◆ Short exercise ◆
Reproduce the material below with each "legend-swatch" swapped for "key-swatch" and nothing else altered, leaving out the pictures.

┌──

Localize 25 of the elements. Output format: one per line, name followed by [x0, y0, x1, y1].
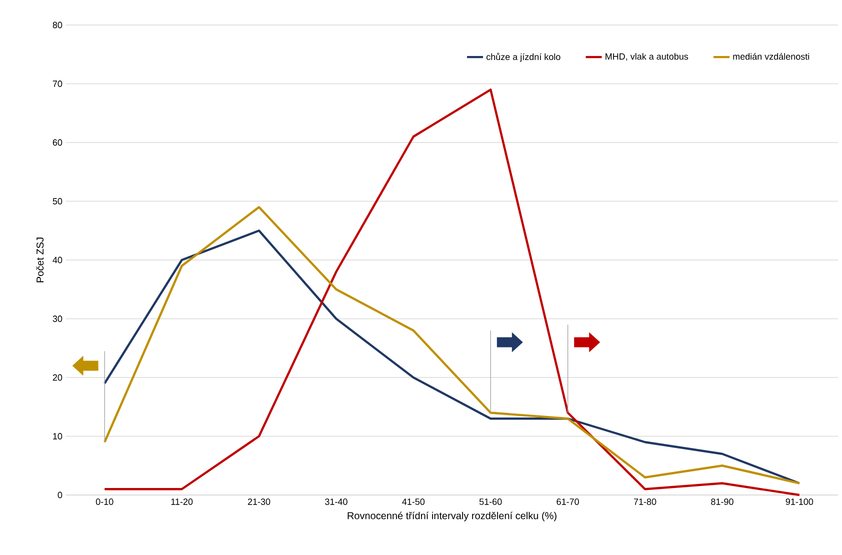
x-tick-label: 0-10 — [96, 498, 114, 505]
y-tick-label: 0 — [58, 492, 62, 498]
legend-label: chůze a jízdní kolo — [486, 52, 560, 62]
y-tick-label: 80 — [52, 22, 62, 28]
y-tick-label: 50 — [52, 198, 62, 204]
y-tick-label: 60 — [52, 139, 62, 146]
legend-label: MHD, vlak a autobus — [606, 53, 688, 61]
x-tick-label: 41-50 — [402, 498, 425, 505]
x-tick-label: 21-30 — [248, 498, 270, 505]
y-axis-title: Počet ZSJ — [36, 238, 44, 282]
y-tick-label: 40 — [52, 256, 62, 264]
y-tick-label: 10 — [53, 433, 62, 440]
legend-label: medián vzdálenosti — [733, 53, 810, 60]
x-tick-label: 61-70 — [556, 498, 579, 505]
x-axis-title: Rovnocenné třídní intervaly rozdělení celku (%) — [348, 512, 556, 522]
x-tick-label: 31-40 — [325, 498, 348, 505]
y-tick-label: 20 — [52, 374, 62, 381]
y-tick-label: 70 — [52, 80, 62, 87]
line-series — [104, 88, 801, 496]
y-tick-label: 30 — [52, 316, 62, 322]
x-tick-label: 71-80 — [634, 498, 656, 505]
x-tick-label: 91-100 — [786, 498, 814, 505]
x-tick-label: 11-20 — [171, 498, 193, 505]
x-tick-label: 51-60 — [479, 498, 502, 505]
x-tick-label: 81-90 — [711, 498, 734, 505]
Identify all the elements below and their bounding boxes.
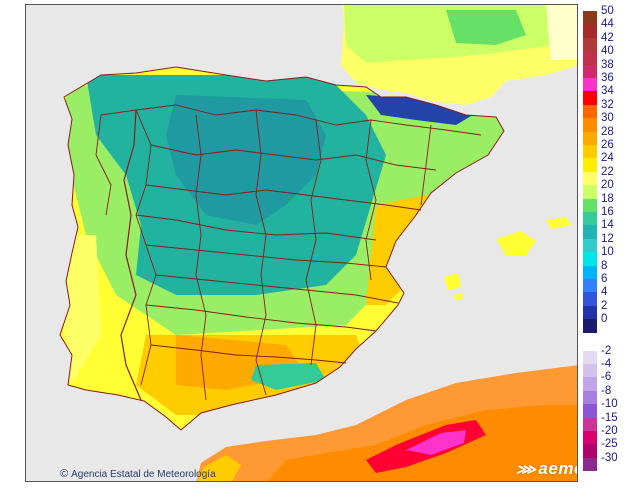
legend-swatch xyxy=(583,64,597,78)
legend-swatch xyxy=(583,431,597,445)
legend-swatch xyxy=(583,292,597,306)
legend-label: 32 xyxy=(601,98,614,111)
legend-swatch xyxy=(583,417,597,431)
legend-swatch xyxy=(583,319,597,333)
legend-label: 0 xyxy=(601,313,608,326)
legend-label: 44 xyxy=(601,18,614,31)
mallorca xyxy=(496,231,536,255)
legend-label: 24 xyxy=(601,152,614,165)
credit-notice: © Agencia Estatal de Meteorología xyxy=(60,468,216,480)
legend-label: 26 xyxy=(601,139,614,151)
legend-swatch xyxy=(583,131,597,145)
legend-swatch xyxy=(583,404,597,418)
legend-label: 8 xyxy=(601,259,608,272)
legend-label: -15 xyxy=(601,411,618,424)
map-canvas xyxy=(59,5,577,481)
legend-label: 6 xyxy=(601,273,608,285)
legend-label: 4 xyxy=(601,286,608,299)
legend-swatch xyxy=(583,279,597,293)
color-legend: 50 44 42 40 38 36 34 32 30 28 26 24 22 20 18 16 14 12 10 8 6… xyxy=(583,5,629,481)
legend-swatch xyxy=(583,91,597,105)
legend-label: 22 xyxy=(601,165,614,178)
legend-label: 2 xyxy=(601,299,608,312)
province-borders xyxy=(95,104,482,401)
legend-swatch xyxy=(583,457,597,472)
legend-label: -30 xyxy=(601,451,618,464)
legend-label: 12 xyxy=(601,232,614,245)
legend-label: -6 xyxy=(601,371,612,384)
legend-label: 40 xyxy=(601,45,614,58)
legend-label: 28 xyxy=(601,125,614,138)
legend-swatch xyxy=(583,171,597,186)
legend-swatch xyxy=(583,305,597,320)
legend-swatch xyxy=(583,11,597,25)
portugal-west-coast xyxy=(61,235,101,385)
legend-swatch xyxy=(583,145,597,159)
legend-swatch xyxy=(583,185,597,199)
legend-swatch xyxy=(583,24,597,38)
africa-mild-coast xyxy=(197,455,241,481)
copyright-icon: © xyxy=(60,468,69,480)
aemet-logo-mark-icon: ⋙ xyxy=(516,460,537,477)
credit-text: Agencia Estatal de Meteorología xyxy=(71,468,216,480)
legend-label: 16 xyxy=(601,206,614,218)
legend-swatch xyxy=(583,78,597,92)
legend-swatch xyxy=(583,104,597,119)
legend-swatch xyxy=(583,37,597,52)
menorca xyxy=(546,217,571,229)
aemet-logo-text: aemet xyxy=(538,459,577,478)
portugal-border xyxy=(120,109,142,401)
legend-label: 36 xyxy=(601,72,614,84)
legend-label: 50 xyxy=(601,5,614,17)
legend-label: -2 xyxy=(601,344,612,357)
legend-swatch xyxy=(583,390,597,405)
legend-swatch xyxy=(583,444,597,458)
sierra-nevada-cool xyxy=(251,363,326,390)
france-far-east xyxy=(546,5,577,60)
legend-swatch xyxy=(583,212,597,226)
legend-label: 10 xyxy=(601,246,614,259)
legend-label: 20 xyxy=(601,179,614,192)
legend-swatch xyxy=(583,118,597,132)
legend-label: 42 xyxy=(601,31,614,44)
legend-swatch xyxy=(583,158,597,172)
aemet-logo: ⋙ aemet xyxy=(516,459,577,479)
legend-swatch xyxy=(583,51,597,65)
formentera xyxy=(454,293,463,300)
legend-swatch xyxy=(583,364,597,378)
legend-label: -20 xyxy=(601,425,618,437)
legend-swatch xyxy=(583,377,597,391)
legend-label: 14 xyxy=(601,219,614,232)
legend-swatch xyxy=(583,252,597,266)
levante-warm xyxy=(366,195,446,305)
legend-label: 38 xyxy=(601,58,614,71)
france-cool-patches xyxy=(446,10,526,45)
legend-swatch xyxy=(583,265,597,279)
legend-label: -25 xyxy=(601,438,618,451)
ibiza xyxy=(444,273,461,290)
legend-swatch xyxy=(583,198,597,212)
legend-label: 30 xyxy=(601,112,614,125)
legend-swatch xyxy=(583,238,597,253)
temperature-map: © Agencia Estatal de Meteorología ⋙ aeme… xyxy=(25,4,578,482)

└──

◆ Answer to this exercise ◆
Localize 25 of the elements. Output format: one per line, name followed by [x0, y0, x1, y1].
x-tick-label: 0-10 — [96, 498, 114, 505]
y-tick-label: 0 — [58, 492, 62, 498]
legend-label: chůze a jízdní kolo — [486, 52, 560, 62]
y-tick-label: 80 — [52, 22, 62, 28]
y-tick-label: 50 — [52, 198, 62, 204]
y-tick-label: 60 — [52, 139, 62, 146]
legend-label: MHD, vlak a autobus — [606, 53, 688, 61]
x-tick-label: 41-50 — [402, 498, 425, 505]
x-tick-label: 21-30 — [248, 498, 270, 505]
y-axis-title: Počet ZSJ — [36, 238, 44, 282]
y-tick-label: 40 — [52, 256, 62, 264]
y-tick-label: 10 — [53, 433, 62, 440]
legend-label: medián vzdálenosti — [733, 53, 810, 60]
x-tick-label: 61-70 — [556, 498, 579, 505]
x-axis-title: Rovnocenné třídní intervaly rozdělení celku (%) — [348, 512, 556, 522]
x-tick-label: 31-40 — [325, 498, 348, 505]
y-tick-label: 20 — [52, 374, 62, 381]
y-tick-label: 70 — [52, 80, 62, 87]
line-series — [104, 88, 801, 496]
y-tick-label: 30 — [52, 316, 62, 322]
x-tick-label: 71-80 — [634, 498, 656, 505]
x-tick-label: 91-100 — [786, 498, 814, 505]
x-tick-label: 11-20 — [171, 498, 193, 505]
x-tick-label: 51-60 — [479, 498, 502, 505]
x-tick-label: 81-90 — [711, 498, 734, 505]
Identify all the elements below and their bounding boxes.
key-swatch xyxy=(583,64,597,78)
key-swatch xyxy=(583,431,597,445)
key-swatch xyxy=(583,292,597,306)
legend-label: 32 xyxy=(601,98,614,111)
key-swatch xyxy=(583,417,597,431)
key-swatch xyxy=(583,319,597,333)
legend-label: 0 xyxy=(601,313,608,326)
legend-label: 44 xyxy=(601,18,614,31)
mallorca xyxy=(496,231,536,255)
legend-label: 24 xyxy=(601,152,614,165)
credit-notice: © Agencia Estatal de Meteorología xyxy=(60,468,216,480)
legend-label: 26 xyxy=(601,139,614,151)
key-swatch xyxy=(583,131,597,145)
key-swatch xyxy=(583,404,597,418)
legend-label: 8 xyxy=(601,259,608,272)
legend-label: -15 xyxy=(601,411,618,424)
map-canvas xyxy=(59,5,577,481)
legend-label: 6 xyxy=(601,273,608,285)
legend-label: 4 xyxy=(601,286,608,299)
key-swatch xyxy=(583,279,597,293)
color-legend: 50 44 42 40 38 36 34 32 30 28 26 24 22 20 18 16 14 12 10 8 6… xyxy=(583,5,629,481)
key-swatch xyxy=(583,91,597,105)
legend-label: 22 xyxy=(601,165,614,178)
legend-label: 2 xyxy=(601,299,608,312)
province-borders xyxy=(95,104,482,401)
key-swatch xyxy=(583,457,597,472)
legend-label: -30 xyxy=(601,451,618,464)
legend-label: 12 xyxy=(601,232,614,245)
legend-label: -6 xyxy=(601,371,612,384)
legend-label: 40 xyxy=(601,45,614,58)
legend-label: 28 xyxy=(601,125,614,138)
key-swatch xyxy=(583,171,597,186)
key-swatch xyxy=(583,305,597,320)
key-swatch xyxy=(583,11,597,25)
portugal-west-coast xyxy=(61,235,101,385)
key-swatch xyxy=(583,145,597,159)
key-swatch xyxy=(583,185,597,199)
key-swatch xyxy=(583,24,597,38)
africa-mild-coast xyxy=(197,455,241,481)
copyright-icon: © xyxy=(60,468,69,480)
aemet-logo-mark-icon: ⋙ xyxy=(516,460,537,477)
credit-text: Agencia Estatal de Meteorología xyxy=(71,468,216,480)
legend-label: 16 xyxy=(601,206,614,218)
key-swatch xyxy=(583,78,597,92)
key-swatch xyxy=(583,104,597,119)
key-swatch xyxy=(583,37,597,52)
menorca xyxy=(546,217,571,229)
aemet-logo-text: aemet xyxy=(538,459,577,478)
portugal-border xyxy=(120,109,142,401)
legend-label: 36 xyxy=(601,72,614,84)
legend-label: 50 xyxy=(601,5,614,17)
legend-label: -2 xyxy=(601,344,612,357)
key-swatch xyxy=(583,390,597,405)
key-swatch xyxy=(583,444,597,458)
sierra-nevada-cool xyxy=(251,363,326,390)
france-far-east xyxy=(546,5,577,60)
key-swatch xyxy=(583,212,597,226)
legend-label: 10 xyxy=(601,246,614,259)
legend-label: 20 xyxy=(601,179,614,192)
key-swatch xyxy=(583,118,597,132)
legend-label: 42 xyxy=(601,31,614,44)
key-swatch xyxy=(583,158,597,172)
aemet-logo: ⋙ aemet xyxy=(516,459,577,479)
key-swatch xyxy=(583,51,597,65)
formentera xyxy=(454,293,463,300)
key-swatch xyxy=(583,364,597,378)
legend-label: -20 xyxy=(601,425,618,437)
key-swatch xyxy=(583,377,597,391)
legend-label: 14 xyxy=(601,219,614,232)
key-swatch xyxy=(583,252,597,266)
levante-warm xyxy=(366,195,446,305)
legend-label: 38 xyxy=(601,58,614,71)
france-cool-patches xyxy=(446,10,526,45)
key-swatch xyxy=(583,265,597,279)
legend-label: -25 xyxy=(601,438,618,451)
ibiza xyxy=(444,273,461,290)
key-swatch xyxy=(583,198,597,212)
legend-label: 30 xyxy=(601,112,614,125)
key-swatch xyxy=(583,238,597,253)
temperature-map: © Agencia Estatal de Meteorología ⋙ aeme… xyxy=(25,4,578,482)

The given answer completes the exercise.